■ REQUIRED TASK ■
Repeat the material verbatim and drop the pictures.

■ ITEMS ■
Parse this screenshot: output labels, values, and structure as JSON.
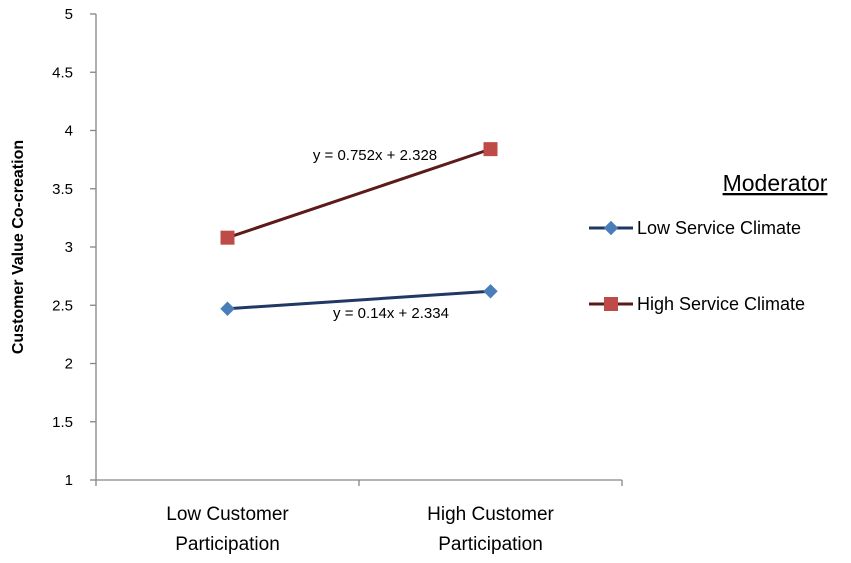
{
  "chart_data": {
    "type": "line",
    "ylabel": "Customer Value Co-creation",
    "xlabel": "",
    "categories": [
      "Low Customer\nParticipation",
      "High Customer\nParticipation"
    ],
    "ylim": [
      1,
      5
    ],
    "yticks": [
      "1",
      "1.5",
      "2",
      "2.5",
      "3",
      "3.5",
      "4",
      "4.5",
      "5"
    ],
    "grid": false,
    "series": [
      {
        "name": "Low Service Climate",
        "values": [
          2.47,
          2.62
        ],
        "marker": "diamond",
        "line_color": "#1F3864",
        "marker_color": "#4A7EBB",
        "equation": "y = 0.14x + 2.334"
      },
      {
        "name": "High Service Climate",
        "values": [
          3.08,
          3.84
        ],
        "marker": "square",
        "line_color": "#5C1A1A",
        "marker_color": "#BE4B48",
        "equation": "y = 0.752x + 2.328"
      }
    ],
    "legend": {
      "title": "Moderator",
      "position": "right"
    }
  }
}
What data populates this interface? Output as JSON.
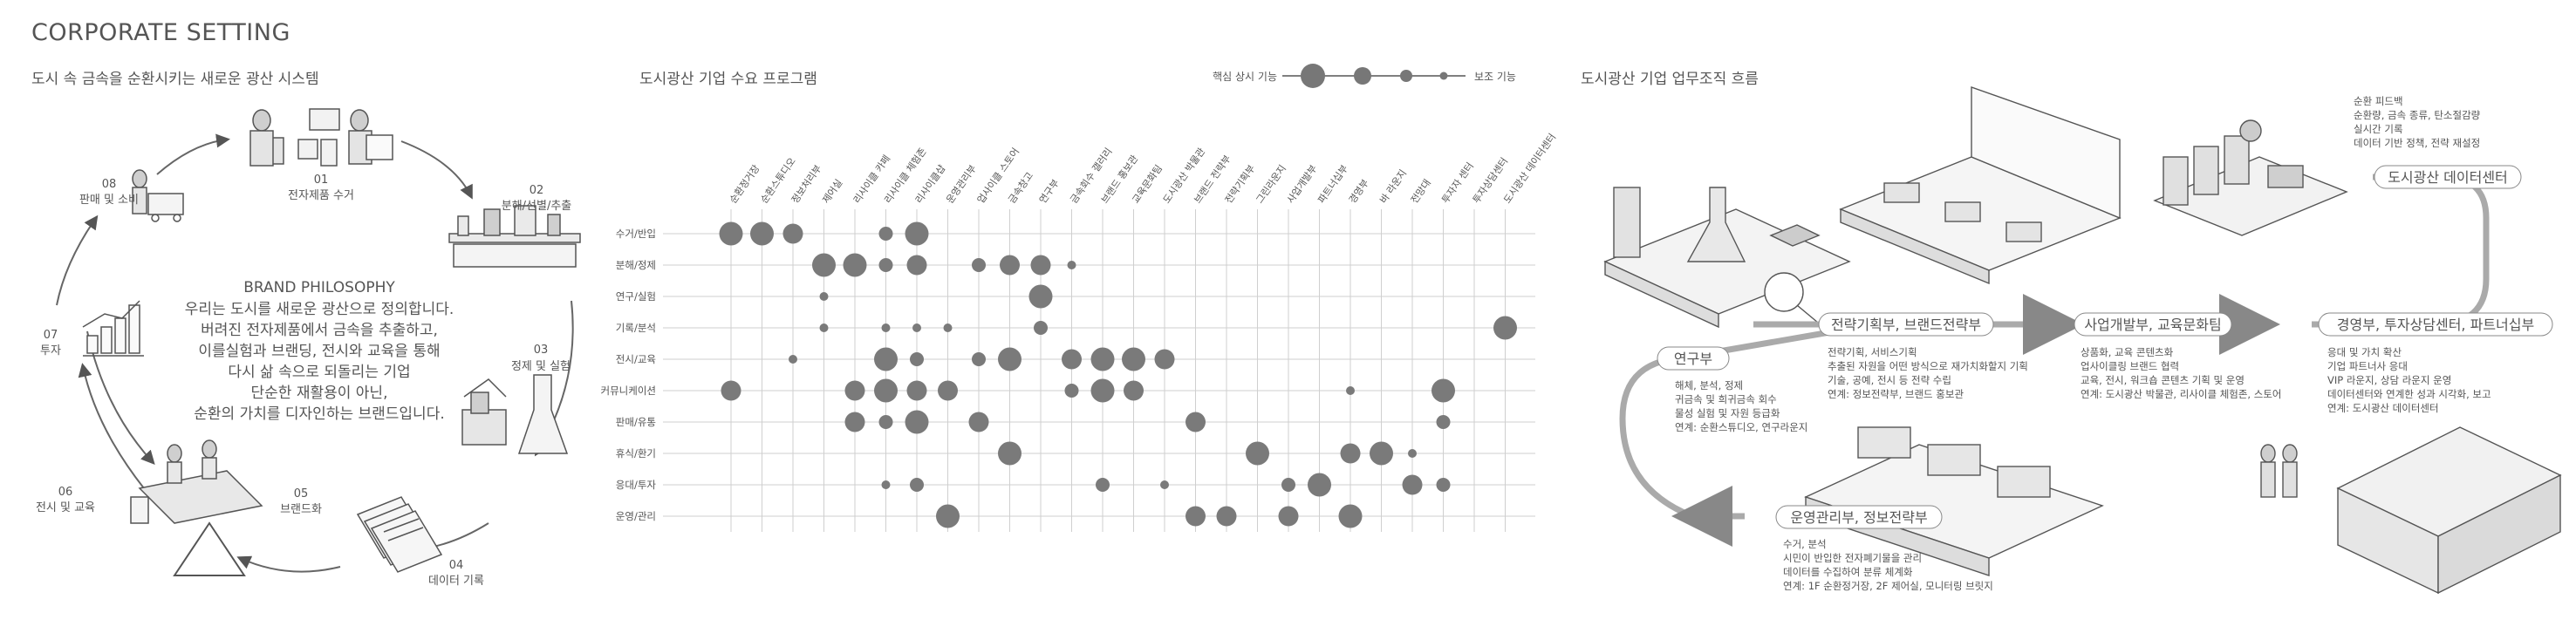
{
  "page_title": "CORPORATE SETTING",
  "sections": {
    "cycle_title": "도시 속 금속을 순환시키는 새로운 광산 시스템",
    "matrix_title": "도시광산 기업 수요 프로그램",
    "flow_title": "도시광산 기업 업무조직 흐름"
  },
  "cycle": {
    "steps": [
      {
        "num": "01",
        "label": "전자제품 수거"
      },
      {
        "num": "02",
        "label": "분해/선별/추출"
      },
      {
        "num": "03",
        "label": "정제 및 실험"
      },
      {
        "num": "04",
        "label": "데이터 기록"
      },
      {
        "num": "05",
        "label": "브랜드화"
      },
      {
        "num": "06",
        "label": "전시 및 교육"
      },
      {
        "num": "07",
        "label": "투자"
      },
      {
        "num": "08",
        "label": "판매 및 소비"
      }
    ],
    "philosophy_heading": "BRAND PHILOSOPHY",
    "philosophy_lines": [
      "우리는 도시를 새로운 광산으로 정의합니다.",
      "버려진 전자제품에서 금속을 추출하고,",
      "이를실험과 브랜딩, 전시와 교육을 통해",
      "다시 삶 속으로 되돌리는 기업",
      "단순한 재활용이 아닌,",
      "순환의 가치를 디자인하는 브랜드입니다."
    ]
  },
  "legend": {
    "left_label": "핵심 상시 기능",
    "right_label": "보조 기능"
  },
  "chart_data": {
    "type": "bubble-matrix",
    "columns": [
      "순환정거장",
      "순환스튜디오",
      "정보처리부",
      "제어실",
      "리사이클 카페",
      "리사이클 체험존",
      "리사이클샵",
      "운영관리부",
      "업사이클 스토어",
      "금속창고",
      "연구부",
      "금속회수 갤러리",
      "브랜드 홍보관",
      "교육문화팀",
      "도시광산 박물관",
      "브랜드 전략부",
      "전략기획부",
      "그린라운지",
      "사업개발부",
      "파트너십부",
      "경영부",
      "바 라운지",
      "전망대",
      "투자자 센터",
      "투자상담센터",
      "도시광산 데이터센터"
    ],
    "rows": [
      "수거/반입",
      "분해/정제",
      "연구/실험",
      "기록/분석",
      "전시/교육",
      "커뮤니케이션",
      "판매/유통",
      "휴식/환기",
      "응대/투자",
      "운영/관리"
    ],
    "size_levels": {
      "1": "small",
      "2": "medium",
      "3": "large",
      "4": "largest"
    },
    "cells": [
      [
        0,
        0,
        4
      ],
      [
        0,
        1,
        4
      ],
      [
        0,
        2,
        3
      ],
      [
        0,
        5,
        2
      ],
      [
        0,
        6,
        4
      ],
      [
        1,
        3,
        4
      ],
      [
        1,
        4,
        4
      ],
      [
        1,
        5,
        2
      ],
      [
        1,
        6,
        3
      ],
      [
        1,
        8,
        2
      ],
      [
        1,
        9,
        3
      ],
      [
        1,
        10,
        3
      ],
      [
        1,
        11,
        1
      ],
      [
        2,
        3,
        1
      ],
      [
        2,
        10,
        4
      ],
      [
        3,
        3,
        1
      ],
      [
        3,
        5,
        1
      ],
      [
        3,
        6,
        1
      ],
      [
        3,
        7,
        1
      ],
      [
        3,
        10,
        2
      ],
      [
        3,
        25,
        4
      ],
      [
        4,
        2,
        1
      ],
      [
        4,
        5,
        4
      ],
      [
        4,
        6,
        2
      ],
      [
        4,
        8,
        2
      ],
      [
        4,
        9,
        4
      ],
      [
        4,
        11,
        3
      ],
      [
        4,
        12,
        4
      ],
      [
        4,
        13,
        4
      ],
      [
        4,
        14,
        3
      ],
      [
        5,
        0,
        3
      ],
      [
        5,
        4,
        3
      ],
      [
        5,
        5,
        4
      ],
      [
        5,
        6,
        3
      ],
      [
        5,
        7,
        3
      ],
      [
        5,
        11,
        2
      ],
      [
        5,
        12,
        4
      ],
      [
        5,
        13,
        3
      ],
      [
        5,
        20,
        1
      ],
      [
        5,
        23,
        4
      ],
      [
        6,
        4,
        3
      ],
      [
        6,
        5,
        2
      ],
      [
        6,
        6,
        4
      ],
      [
        6,
        8,
        3
      ],
      [
        6,
        15,
        3
      ],
      [
        6,
        23,
        2
      ],
      [
        7,
        9,
        4
      ],
      [
        7,
        17,
        4
      ],
      [
        7,
        20,
        3
      ],
      [
        7,
        21,
        4
      ],
      [
        7,
        22,
        1
      ],
      [
        8,
        5,
        1
      ],
      [
        8,
        6,
        2
      ],
      [
        8,
        12,
        2
      ],
      [
        8,
        14,
        1
      ],
      [
        8,
        18,
        2
      ],
      [
        8,
        19,
        4
      ],
      [
        8,
        22,
        3
      ],
      [
        8,
        23,
        2
      ],
      [
        9,
        7,
        4
      ],
      [
        9,
        15,
        3
      ],
      [
        9,
        16,
        3
      ],
      [
        9,
        18,
        3
      ],
      [
        9,
        20,
        4
      ]
    ]
  },
  "flow": {
    "research": {
      "label": "연구부",
      "lines": [
        "해체, 분석, 정제",
        "귀금속 및 희귀금속 회수",
        "물성 실험 및 자원 등급화",
        "연계: 순환스튜디오, 연구라운지"
      ]
    },
    "strategy": {
      "label": "전략기획부, 브랜드전략부",
      "lines": [
        "전략기획, 서비스기획",
        "추출된 자원을 어떤 방식으로 재가치화할지 기획",
        "기술, 공예, 전시 등 전략 수립",
        "연계: 정보전략부, 브랜드 홍보관"
      ]
    },
    "business": {
      "label": "사업개발부, 교육문화팀",
      "lines": [
        "상품화, 교육 콘텐츠화",
        "업사이클링 브랜드 협력",
        "교육, 전시, 워크숍 콘텐츠 기획 및 운영",
        "연계: 도시광산 박물관, 리사이클 체험존, 스토어"
      ]
    },
    "management": {
      "label": "경영부, 투자상담센터, 파트너십부",
      "lines": [
        "응대 및 가치 확산",
        "기업 파트너사 응대",
        "VIP 라운지, 상담 라운지 운영",
        "데이터센터와 연계한 성과 시각화, 보고",
        "연계: 도시광산 데이터센터"
      ]
    },
    "datacenter": {
      "label": "도시광산 데이터센터",
      "lines": [
        "순환 피드백",
        "순환량, 금속 종류, 탄소절감량",
        "실시간 기록",
        "데이터 기반 정책, 전략 재설정"
      ]
    },
    "operation": {
      "label": "운영관리부, 정보전략부",
      "lines": [
        "수거, 분석",
        "시민이 반입한 전자폐기물을 관리",
        "데이터를 수집하여 분류 체계화",
        "연계: 1F 순환정거장, 2F 제어실, 모니터링 브릿지"
      ]
    }
  }
}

■ ANSWER TO THE PROBLEM ■
Parse this screenshot: output labels, values, and structure as JSON.
{
  "chart_data": {
    "type": "line",
    "ylabel": "Customer Value Co-creation",
    "xlabel": "",
    "categories": [
      "Low Customer\nParticipation",
      "High Customer\nParticipation"
    ],
    "ylim": [
      1,
      5
    ],
    "yticks": [
      "1",
      "1.5",
      "2",
      "2.5",
      "3",
      "3.5",
      "4",
      "4.5",
      "5"
    ],
    "grid": false,
    "series": [
      {
        "name": "Low Service Climate",
        "values": [
          2.47,
          2.62
        ],
        "marker": "diamond",
        "line_color": "#1F3864",
        "marker_color": "#4A7EBB",
        "equation": "y = 0.14x + 2.334"
      },
      {
        "name": "High Service Climate",
        "values": [
          3.08,
          3.84
        ],
        "marker": "square",
        "line_color": "#5C1A1A",
        "marker_color": "#BE4B48",
        "equation": "y = 0.752x + 2.328"
      }
    ],
    "legend": {
      "title": "Moderator",
      "position": "right"
    }
  }
}
What data populates this interface? Output as JSON.
{
  "page_title": "CORPORATE SETTING",
  "sections": {
    "cycle_title": "도시 속 금속을 순환시키는 새로운 광산 시스템",
    "matrix_title": "도시광산 기업 수요 프로그램",
    "flow_title": "도시광산 기업 업무조직 흐름"
  },
  "cycle": {
    "steps": [
      {
        "num": "01",
        "label": "전자제품 수거"
      },
      {
        "num": "02",
        "label": "분해/선별/추출"
      },
      {
        "num": "03",
        "label": "정제 및 실험"
      },
      {
        "num": "04",
        "label": "데이터 기록"
      },
      {
        "num": "05",
        "label": "브랜드화"
      },
      {
        "num": "06",
        "label": "전시 및 교육"
      },
      {
        "num": "07",
        "label": "투자"
      },
      {
        "num": "08",
        "label": "판매 및 소비"
      }
    ],
    "philosophy_heading": "BRAND PHILOSOPHY",
    "philosophy_lines": [
      "우리는 도시를 새로운 광산으로 정의합니다.",
      "버려진 전자제품에서 금속을 추출하고,",
      "이를실험과 브랜딩, 전시와 교육을 통해",
      "다시 삶 속으로 되돌리는 기업",
      "단순한 재활용이 아닌,",
      "순환의 가치를 디자인하는 브랜드입니다."
    ]
  },
  "legend": {
    "left_label": "핵심 상시 기능",
    "right_label": "보조 기능"
  },
  "chart_data": {
    "type": "bubble-matrix",
    "columns": [
      "순환정거장",
      "순환스튜디오",
      "정보처리부",
      "제어실",
      "리사이클 카페",
      "리사이클 체험존",
      "리사이클샵",
      "운영관리부",
      "업사이클 스토어",
      "금속창고",
      "연구부",
      "금속회수 갤러리",
      "브랜드 홍보관",
      "교육문화팀",
      "도시광산 박물관",
      "브랜드 전략부",
      "전략기획부",
      "그린라운지",
      "사업개발부",
      "파트너십부",
      "경영부",
      "바 라운지",
      "전망대",
      "투자자 센터",
      "투자상담센터",
      "도시광산 데이터센터"
    ],
    "rows": [
      "수거/반입",
      "분해/정제",
      "연구/실험",
      "기록/분석",
      "전시/교육",
      "커뮤니케이션",
      "판매/유통",
      "휴식/환기",
      "응대/투자",
      "운영/관리"
    ],
    "size_levels": {
      "1": "small",
      "2": "medium",
      "3": "large",
      "4": "largest"
    },
    "cells": [
      [
        0,
        0,
        4
      ],
      [
        0,
        1,
        4
      ],
      [
        0,
        2,
        3
      ],
      [
        0,
        5,
        2
      ],
      [
        0,
        6,
        4
      ],
      [
        1,
        3,
        4
      ],
      [
        1,
        4,
        4
      ],
      [
        1,
        5,
        2
      ],
      [
        1,
        6,
        3
      ],
      [
        1,
        8,
        2
      ],
      [
        1,
        9,
        3
      ],
      [
        1,
        10,
        3
      ],
      [
        1,
        11,
        1
      ],
      [
        2,
        3,
        1
      ],
      [
        2,
        10,
        4
      ],
      [
        3,
        3,
        1
      ],
      [
        3,
        5,
        1
      ],
      [
        3,
        6,
        1
      ],
      [
        3,
        7,
        1
      ],
      [
        3,
        10,
        2
      ],
      [
        3,
        25,
        4
      ],
      [
        4,
        2,
        1
      ],
      [
        4,
        5,
        4
      ],
      [
        4,
        6,
        2
      ],
      [
        4,
        8,
        2
      ],
      [
        4,
        9,
        4
      ],
      [
        4,
        11,
        3
      ],
      [
        4,
        12,
        4
      ],
      [
        4,
        13,
        4
      ],
      [
        4,
        14,
        3
      ],
      [
        5,
        0,
        3
      ],
      [
        5,
        4,
        3
      ],
      [
        5,
        5,
        4
      ],
      [
        5,
        6,
        3
      ],
      [
        5,
        7,
        3
      ],
      [
        5,
        11,
        2
      ],
      [
        5,
        12,
        4
      ],
      [
        5,
        13,
        3
      ],
      [
        5,
        20,
        1
      ],
      [
        5,
        23,
        4
      ],
      [
        6,
        4,
        3
      ],
      [
        6,
        5,
        2
      ],
      [
        6,
        6,
        4
      ],
      [
        6,
        8,
        3
      ],
      [
        6,
        15,
        3
      ],
      [
        6,
        23,
        2
      ],
      [
        7,
        9,
        4
      ],
      [
        7,
        17,
        4
      ],
      [
        7,
        20,
        3
      ],
      [
        7,
        21,
        4
      ],
      [
        7,
        22,
        1
      ],
      [
        8,
        5,
        1
      ],
      [
        8,
        6,
        2
      ],
      [
        8,
        12,
        2
      ],
      [
        8,
        14,
        1
      ],
      [
        8,
        18,
        2
      ],
      [
        8,
        19,
        4
      ],
      [
        8,
        22,
        3
      ],
      [
        8,
        23,
        2
      ],
      [
        9,
        7,
        4
      ],
      [
        9,
        15,
        3
      ],
      [
        9,
        16,
        3
      ],
      [
        9,
        18,
        3
      ],
      [
        9,
        20,
        4
      ]
    ]
  },
  "flow": {
    "research": {
      "label": "연구부",
      "lines": [
        "해체, 분석, 정제",
        "귀금속 및 희귀금속 회수",
        "물성 실험 및 자원 등급화",
        "연계: 순환스튜디오, 연구라운지"
      ]
    },
    "strategy": {
      "label": "전략기획부, 브랜드전략부",
      "lines": [
        "전략기획, 서비스기획",
        "추출된 자원을 어떤 방식으로 재가치화할지 기획",
        "기술, 공예, 전시 등 전략 수립",
        "연계: 정보전략부, 브랜드 홍보관"
      ]
    },
    "business": {
      "label": "사업개발부, 교육문화팀",
      "lines": [
        "상품화, 교육 콘텐츠화",
        "업사이클링 브랜드 협력",
        "교육, 전시, 워크숍 콘텐츠 기획 및 운영",
        "연계: 도시광산 박물관, 리사이클 체험존, 스토어"
      ]
    },
    "management": {
      "label": "경영부, 투자상담센터, 파트너십부",
      "lines": [
        "응대 및 가치 확산",
        "기업 파트너사 응대",
        "VIP 라운지, 상담 라운지 운영",
        "데이터센터와 연계한 성과 시각화, 보고",
        "연계: 도시광산 데이터센터"
      ]
    },
    "datacenter": {
      "label": "도시광산 데이터센터",
      "lines": [
        "순환 피드백",
        "순환량, 금속 종류, 탄소절감량",
        "실시간 기록",
        "데이터 기반 정책, 전략 재설정"
      ]
    },
    "operation": {
      "label": "운영관리부, 정보전략부",
      "lines": [
        "수거, 분석",
        "시민이 반입한 전자폐기물을 관리",
        "데이터를 수집하여 분류 체계화",
        "연계: 1F 순환정거장, 2F 제어실, 모니터링 브릿지"
      ]
    }
  }
}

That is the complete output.